● **TASK TO COMPLETE**: Return every entry exactly as written.

● **LISTED ENTRIES**:
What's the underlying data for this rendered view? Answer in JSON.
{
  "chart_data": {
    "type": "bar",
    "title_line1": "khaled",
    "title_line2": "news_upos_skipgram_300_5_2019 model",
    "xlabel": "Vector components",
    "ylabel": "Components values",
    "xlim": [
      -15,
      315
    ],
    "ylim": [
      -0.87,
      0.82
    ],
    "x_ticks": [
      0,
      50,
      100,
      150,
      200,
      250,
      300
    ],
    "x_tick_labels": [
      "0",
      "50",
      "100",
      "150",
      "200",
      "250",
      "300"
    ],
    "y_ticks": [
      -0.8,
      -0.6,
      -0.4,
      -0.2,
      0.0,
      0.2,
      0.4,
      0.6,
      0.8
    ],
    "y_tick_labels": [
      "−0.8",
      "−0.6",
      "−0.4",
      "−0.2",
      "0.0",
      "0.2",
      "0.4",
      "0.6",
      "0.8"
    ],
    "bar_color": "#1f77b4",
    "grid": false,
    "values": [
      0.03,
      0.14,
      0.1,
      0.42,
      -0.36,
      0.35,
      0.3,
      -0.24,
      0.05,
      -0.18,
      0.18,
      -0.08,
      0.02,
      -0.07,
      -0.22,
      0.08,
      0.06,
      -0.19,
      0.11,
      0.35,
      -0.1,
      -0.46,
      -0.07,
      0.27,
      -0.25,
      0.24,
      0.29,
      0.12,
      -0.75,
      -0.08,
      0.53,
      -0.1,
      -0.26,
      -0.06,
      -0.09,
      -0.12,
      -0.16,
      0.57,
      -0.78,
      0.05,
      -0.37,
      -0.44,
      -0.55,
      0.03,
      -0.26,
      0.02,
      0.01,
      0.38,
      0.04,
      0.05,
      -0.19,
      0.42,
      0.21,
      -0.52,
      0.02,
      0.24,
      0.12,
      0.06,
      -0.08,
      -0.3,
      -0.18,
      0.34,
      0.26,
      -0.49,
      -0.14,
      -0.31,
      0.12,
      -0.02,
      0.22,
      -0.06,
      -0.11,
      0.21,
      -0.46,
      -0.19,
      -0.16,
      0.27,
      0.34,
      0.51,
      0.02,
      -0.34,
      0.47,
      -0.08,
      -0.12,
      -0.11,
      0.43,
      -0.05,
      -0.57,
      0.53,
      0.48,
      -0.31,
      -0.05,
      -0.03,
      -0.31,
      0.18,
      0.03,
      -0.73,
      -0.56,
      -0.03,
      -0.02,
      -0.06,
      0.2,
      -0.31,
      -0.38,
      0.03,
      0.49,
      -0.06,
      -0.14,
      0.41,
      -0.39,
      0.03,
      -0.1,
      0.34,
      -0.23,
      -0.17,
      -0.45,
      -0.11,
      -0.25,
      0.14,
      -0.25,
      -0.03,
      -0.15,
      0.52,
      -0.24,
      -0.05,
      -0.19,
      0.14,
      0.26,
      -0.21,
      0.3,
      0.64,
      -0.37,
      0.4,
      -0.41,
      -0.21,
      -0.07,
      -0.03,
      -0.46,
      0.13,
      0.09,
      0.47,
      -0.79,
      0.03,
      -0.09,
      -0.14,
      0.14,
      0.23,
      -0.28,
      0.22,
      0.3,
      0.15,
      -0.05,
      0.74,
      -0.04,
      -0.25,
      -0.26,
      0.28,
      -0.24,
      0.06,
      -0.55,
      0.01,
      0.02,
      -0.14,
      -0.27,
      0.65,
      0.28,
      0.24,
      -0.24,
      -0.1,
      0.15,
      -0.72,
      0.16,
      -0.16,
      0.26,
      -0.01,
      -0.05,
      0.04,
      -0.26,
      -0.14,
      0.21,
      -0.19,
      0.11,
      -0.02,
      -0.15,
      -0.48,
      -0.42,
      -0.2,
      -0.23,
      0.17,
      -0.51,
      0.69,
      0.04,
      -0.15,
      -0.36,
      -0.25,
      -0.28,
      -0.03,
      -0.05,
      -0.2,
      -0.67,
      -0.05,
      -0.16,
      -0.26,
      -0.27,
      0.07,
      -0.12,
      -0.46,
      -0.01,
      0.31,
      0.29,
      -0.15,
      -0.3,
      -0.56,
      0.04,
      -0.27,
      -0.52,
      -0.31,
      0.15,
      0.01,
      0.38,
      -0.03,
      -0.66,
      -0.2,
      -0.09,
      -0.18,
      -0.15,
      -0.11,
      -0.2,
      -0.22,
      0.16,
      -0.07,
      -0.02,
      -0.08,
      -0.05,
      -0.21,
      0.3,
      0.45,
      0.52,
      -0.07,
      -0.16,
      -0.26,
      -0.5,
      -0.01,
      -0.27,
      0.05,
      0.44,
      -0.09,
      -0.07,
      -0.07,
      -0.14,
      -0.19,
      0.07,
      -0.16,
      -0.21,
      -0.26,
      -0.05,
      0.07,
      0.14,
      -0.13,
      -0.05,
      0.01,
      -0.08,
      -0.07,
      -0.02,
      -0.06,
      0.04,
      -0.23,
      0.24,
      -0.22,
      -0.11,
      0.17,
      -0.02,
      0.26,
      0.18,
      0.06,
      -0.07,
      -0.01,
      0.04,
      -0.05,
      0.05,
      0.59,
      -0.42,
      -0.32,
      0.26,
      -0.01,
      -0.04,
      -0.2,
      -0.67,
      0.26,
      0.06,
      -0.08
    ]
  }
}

● **RESULT OF THE TASK**:
What's the underlying data for this rendered view? Answer in JSON.
{
  "chart_data": {
    "type": "bar",
    "title_line1": "khaled",
    "title_line2": "news_upos_skipgram_300_5_2019 model",
    "xlabel": "Vector components",
    "ylabel": "Components values",
    "xlim": [
      -15,
      315
    ],
    "ylim": [
      -0.87,
      0.82
    ],
    "x_ticks": [
      0,
      50,
      100,
      150,
      200,
      250,
      300
    ],
    "x_tick_labels": [
      "0",
      "50",
      "100",
      "150",
      "200",
      "250",
      "300"
    ],
    "y_ticks": [
      -0.8,
      -0.6,
      -0.4,
      -0.2,
      0.0,
      0.2,
      0.4,
      0.6,
      0.8
    ],
    "y_tick_labels": [
      "−0.8",
      "−0.6",
      "−0.4",
      "−0.2",
      "0.0",
      "0.2",
      "0.4",
      "0.6",
      "0.8"
    ],
    "bar_color": "#1f77b4",
    "grid": false,
    "values": [
      0.03,
      0.14,
      0.1,
      0.42,
      -0.36,
      0.35,
      0.3,
      -0.24,
      0.05,
      -0.18,
      0.18,
      -0.08,
      0.02,
      -0.07,
      -0.22,
      0.08,
      0.06,
      -0.19,
      0.11,
      0.35,
      -0.1,
      -0.46,
      -0.07,
      0.27,
      -0.25,
      0.24,
      0.29,
      0.12,
      -0.75,
      -0.08,
      0.53,
      -0.1,
      -0.26,
      -0.06,
      -0.09,
      -0.12,
      -0.16,
      0.57,
      -0.78,
      0.05,
      -0.37,
      -0.44,
      -0.55,
      0.03,
      -0.26,
      0.02,
      0.01,
      0.38,
      0.04,
      0.05,
      -0.19,
      0.42,
      0.21,
      -0.52,
      0.02,
      0.24,
      0.12,
      0.06,
      -0.08,
      -0.3,
      -0.18,
      0.34,
      0.26,
      -0.49,
      -0.14,
      -0.31,
      0.12,
      -0.02,
      0.22,
      -0.06,
      -0.11,
      0.21,
      -0.46,
      -0.19,
      -0.16,
      0.27,
      0.34,
      0.51,
      0.02,
      -0.34,
      0.47,
      -0.08,
      -0.12,
      -0.11,
      0.43,
      -0.05,
      -0.57,
      0.53,
      0.48,
      -0.31,
      -0.05,
      -0.03,
      -0.31,
      0.18,
      0.03,
      -0.73,
      -0.56,
      -0.03,
      -0.02,
      -0.06,
      0.2,
      -0.31,
      -0.38,
      0.03,
      0.49,
      -0.06,
      -0.14,
      0.41,
      -0.39,
      0.03,
      -0.1,
      0.34,
      -0.23,
      -0.17,
      -0.45,
      -0.11,
      -0.25,
      0.14,
      -0.25,
      -0.03,
      -0.15,
      0.52,
      -0.24,
      -0.05,
      -0.19,
      0.14,
      0.26,
      -0.21,
      0.3,
      0.64,
      -0.37,
      0.4,
      -0.41,
      -0.21,
      -0.07,
      -0.03,
      -0.46,
      0.13,
      0.09,
      0.47,
      -0.79,
      0.03,
      -0.09,
      -0.14,
      0.14,
      0.23,
      -0.28,
      0.22,
      0.3,
      0.15,
      -0.05,
      0.74,
      -0.04,
      -0.25,
      -0.26,
      0.28,
      -0.24,
      0.06,
      -0.55,
      0.01,
      0.02,
      -0.14,
      -0.27,
      0.65,
      0.28,
      0.24,
      -0.24,
      -0.1,
      0.15,
      -0.72,
      0.16,
      -0.16,
      0.26,
      -0.01,
      -0.05,
      0.04,
      -0.26,
      -0.14,
      0.21,
      -0.19,
      0.11,
      -0.02,
      -0.15,
      -0.48,
      -0.42,
      -0.2,
      -0.23,
      0.17,
      -0.51,
      0.69,
      0.04,
      -0.15,
      -0.36,
      -0.25,
      -0.28,
      -0.03,
      -0.05,
      -0.2,
      -0.67,
      -0.05,
      -0.16,
      -0.26,
      -0.27,
      0.07,
      -0.12,
      -0.46,
      -0.01,
      0.31,
      0.29,
      -0.15,
      -0.3,
      -0.56,
      0.04,
      -0.27,
      -0.52,
      -0.31,
      0.15,
      0.01,
      0.38,
      -0.03,
      -0.66,
      -0.2,
      -0.09,
      -0.18,
      -0.15,
      -0.11,
      -0.2,
      -0.22,
      0.16,
      -0.07,
      -0.02,
      -0.08,
      -0.05,
      -0.21,
      0.3,
      0.45,
      0.52,
      -0.07,
      -0.16,
      -0.26,
      -0.5,
      -0.01,
      -0.27,
      0.05,
      0.44,
      -0.09,
      -0.07,
      -0.07,
      -0.14,
      -0.19,
      0.07,
      -0.16,
      -0.21,
      -0.26,
      -0.05,
      0.07,
      0.14,
      -0.13,
      -0.05,
      0.01,
      -0.08,
      -0.07,
      -0.02,
      -0.06,
      0.04,
      -0.23,
      0.24,
      -0.22,
      -0.11,
      0.17,
      -0.02,
      0.26,
      0.18,
      0.06,
      -0.07,
      -0.01,
      0.04,
      -0.05,
      0.05,
      0.59,
      -0.42,
      -0.32,
      0.26,
      -0.01,
      -0.04,
      -0.2,
      -0.67,
      0.26,
      0.06,
      -0.08
    ]
  }
}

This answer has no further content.